**Exercise**
Each entry below should be returned exactly as is, with the pictures removed.

**Records supplied**
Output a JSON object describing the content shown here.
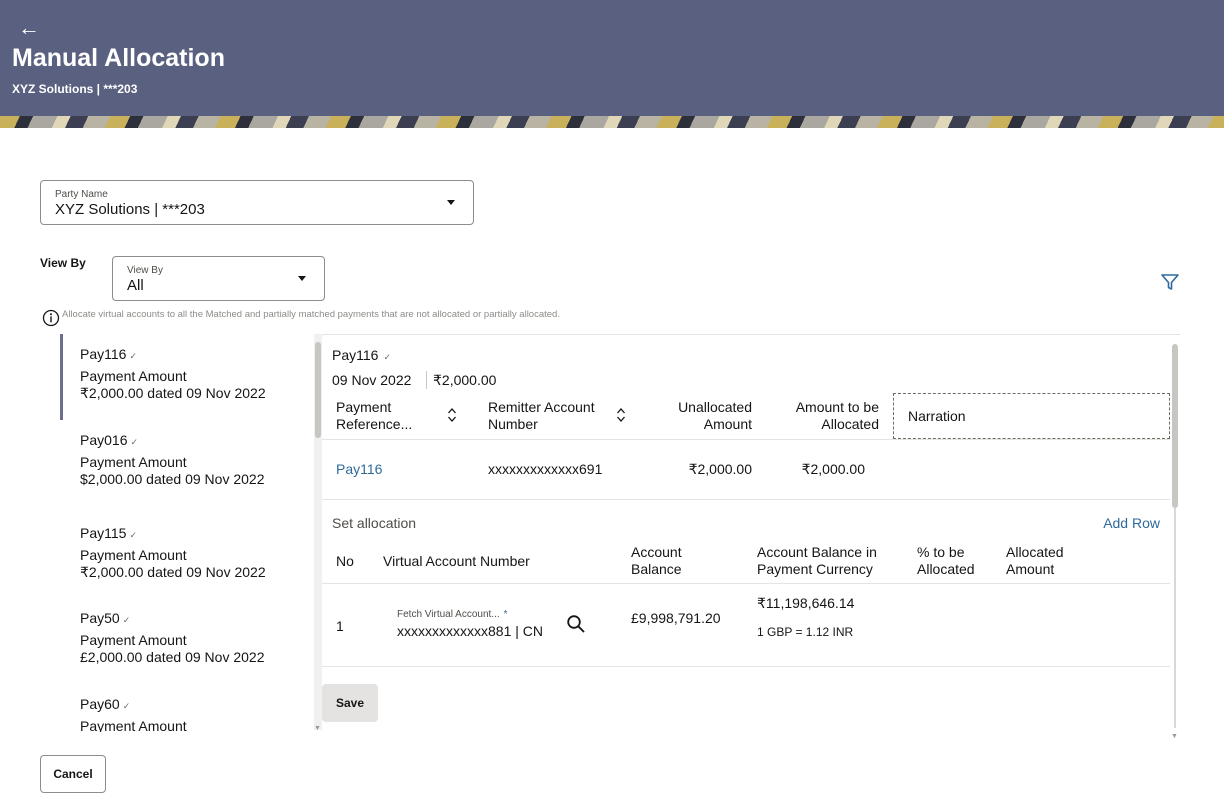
{
  "header": {
    "back_icon": "arrow-left-icon",
    "title": "Manual Allocation",
    "subtitle": "XYZ Solutions | ***203",
    "background_color": "#5a6080"
  },
  "party": {
    "label": "Party Name",
    "value": "XYZ Solutions | ***203"
  },
  "view_by": {
    "label": "View By",
    "field_label": "View By",
    "value": "All"
  },
  "info_text": "Allocate virtual accounts to all the Matched and partially matched payments that are not allocated or partially allocated.",
  "payments": [
    {
      "name": "Pay116",
      "amount_label": "Payment Amount",
      "amount": "₹2,000.00 dated 09 Nov 2022"
    },
    {
      "name": "Pay016",
      "amount_label": "Payment Amount",
      "amount": "$2,000.00 dated 09 Nov 2022"
    },
    {
      "name": "Pay115",
      "amount_label": "Payment Amount",
      "amount": "₹2,000.00 dated 09 Nov 2022"
    },
    {
      "name": "Pay50",
      "amount_label": "Payment Amount",
      "amount": "£2,000.00 dated 09 Nov 2022"
    },
    {
      "name": "Pay60",
      "amount_label": "Payment Amount",
      "amount": ""
    }
  ],
  "selected": {
    "name": "Pay116",
    "date": "09 Nov 2022",
    "total": "₹2,000.00"
  },
  "payment_table": {
    "headers": {
      "payment_reference_1": "Payment",
      "payment_reference_2": "Reference...",
      "remitter_1": "Remitter Account",
      "remitter_2": "Number",
      "unallocated_1": "Unallocated",
      "unallocated_2": "Amount",
      "to_allocate_1": "Amount to be",
      "to_allocate_2": "Allocated",
      "narration": "Narration"
    },
    "row": {
      "reference": "Pay116",
      "remitter": "xxxxxxxxxxxxx691",
      "unallocated": "₹2,000.00",
      "to_allocate": "₹2,000.00"
    }
  },
  "allocation": {
    "title": "Set allocation",
    "add_row": "Add Row",
    "headers": {
      "no": "No",
      "virtual_account": "Virtual Account Number",
      "balance_1": "Account",
      "balance_2": "Balance",
      "balance_pc_1": "Account Balance in",
      "balance_pc_2": "Payment Currency",
      "pct_1": "% to be",
      "pct_2": "Allocated",
      "allocated_1": "Allocated",
      "allocated_2": "Amount"
    },
    "row": {
      "no": "1",
      "va_label": "Fetch Virtual Account...",
      "va_required": "*",
      "va_value": "xxxxxxxxxxxxx881 | CN",
      "balance": "£9,998,791.20",
      "balance_pc": "₹11,198,646.14",
      "rate": "1 GBP = 1.12 INR"
    },
    "save": "Save"
  },
  "cancel": "Cancel"
}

**Output of the task**
Output a JSON object describing the content shown here.
{
  "header": {
    "back_icon": "arrow-left-icon",
    "title": "Manual Allocation",
    "subtitle": "XYZ Solutions | ***203",
    "background_color": "#5a6080"
  },
  "party": {
    "label": "Party Name",
    "value": "XYZ Solutions | ***203"
  },
  "view_by": {
    "label": "View By",
    "field_label": "View By",
    "value": "All"
  },
  "info_text": "Allocate virtual accounts to all the Matched and partially matched payments that are not allocated or partially allocated.",
  "payments": [
    {
      "name": "Pay116",
      "amount_label": "Payment Amount",
      "amount": "₹2,000.00 dated 09 Nov 2022"
    },
    {
      "name": "Pay016",
      "amount_label": "Payment Amount",
      "amount": "$2,000.00 dated 09 Nov 2022"
    },
    {
      "name": "Pay115",
      "amount_label": "Payment Amount",
      "amount": "₹2,000.00 dated 09 Nov 2022"
    },
    {
      "name": "Pay50",
      "amount_label": "Payment Amount",
      "amount": "£2,000.00 dated 09 Nov 2022"
    },
    {
      "name": "Pay60",
      "amount_label": "Payment Amount",
      "amount": ""
    }
  ],
  "selected": {
    "name": "Pay116",
    "date": "09 Nov 2022",
    "total": "₹2,000.00"
  },
  "payment_table": {
    "headers": {
      "payment_reference_1": "Payment",
      "payment_reference_2": "Reference...",
      "remitter_1": "Remitter Account",
      "remitter_2": "Number",
      "unallocated_1": "Unallocated",
      "unallocated_2": "Amount",
      "to_allocate_1": "Amount to be",
      "to_allocate_2": "Allocated",
      "narration": "Narration"
    },
    "row": {
      "reference": "Pay116",
      "remitter": "xxxxxxxxxxxxx691",
      "unallocated": "₹2,000.00",
      "to_allocate": "₹2,000.00"
    }
  },
  "allocation": {
    "title": "Set allocation",
    "add_row": "Add Row",
    "headers": {
      "no": "No",
      "virtual_account": "Virtual Account Number",
      "balance_1": "Account",
      "balance_2": "Balance",
      "balance_pc_1": "Account Balance in",
      "balance_pc_2": "Payment Currency",
      "pct_1": "% to be",
      "pct_2": "Allocated",
      "allocated_1": "Allocated",
      "allocated_2": "Amount"
    },
    "row": {
      "no": "1",
      "va_label": "Fetch Virtual Account...",
      "va_required": "*",
      "va_value": "xxxxxxxxxxxxx881 | CN",
      "balance": "£9,998,791.20",
      "balance_pc": "₹11,198,646.14",
      "rate": "1 GBP = 1.12 INR"
    },
    "save": "Save"
  },
  "cancel": "Cancel"
}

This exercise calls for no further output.